Extracts from a graphics dataset ▸
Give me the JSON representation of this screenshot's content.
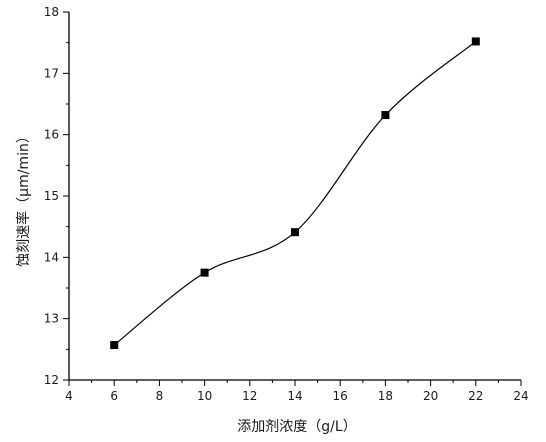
{
  "chart_data": {
    "type": "line",
    "title": "",
    "xlabel": "添加剂浓度（g/L）",
    "ylabel": "蚀刻速率（μm/min）",
    "xlim": [
      4,
      24
    ],
    "ylim": [
      12,
      18
    ],
    "x_ticks": [
      4,
      6,
      8,
      10,
      12,
      14,
      16,
      18,
      20,
      22,
      24
    ],
    "y_ticks": [
      12,
      13,
      14,
      15,
      16,
      17,
      18
    ],
    "x": [
      6,
      10,
      14,
      18,
      22
    ],
    "series": [
      {
        "values": [
          12.57,
          13.75,
          14.41,
          16.32,
          17.52
        ]
      }
    ],
    "marker": "square",
    "line_style": "smooth",
    "grid": false,
    "legend": "none",
    "colors": {
      "line": "#000000",
      "marker": "#000000",
      "axis": "#000000"
    }
  }
}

PROBLEM TO SOLVE ▸ Your copy should repeat each entry above exactly but contain no pictures.

CORRECT RESULT ▸
Give me the JSON representation of this screenshot's content.
{
  "chart_data": {
    "type": "line",
    "title": "",
    "xlabel": "添加剂浓度（g/L）",
    "ylabel": "蚀刻速率（μm/min）",
    "xlim": [
      4,
      24
    ],
    "ylim": [
      12,
      18
    ],
    "x_ticks": [
      4,
      6,
      8,
      10,
      12,
      14,
      16,
      18,
      20,
      22,
      24
    ],
    "y_ticks": [
      12,
      13,
      14,
      15,
      16,
      17,
      18
    ],
    "x": [
      6,
      10,
      14,
      18,
      22
    ],
    "series": [
      {
        "values": [
          12.57,
          13.75,
          14.41,
          16.32,
          17.52
        ]
      }
    ],
    "marker": "square",
    "line_style": "smooth",
    "grid": false,
    "legend": "none",
    "colors": {
      "line": "#000000",
      "marker": "#000000",
      "axis": "#000000"
    }
  }
}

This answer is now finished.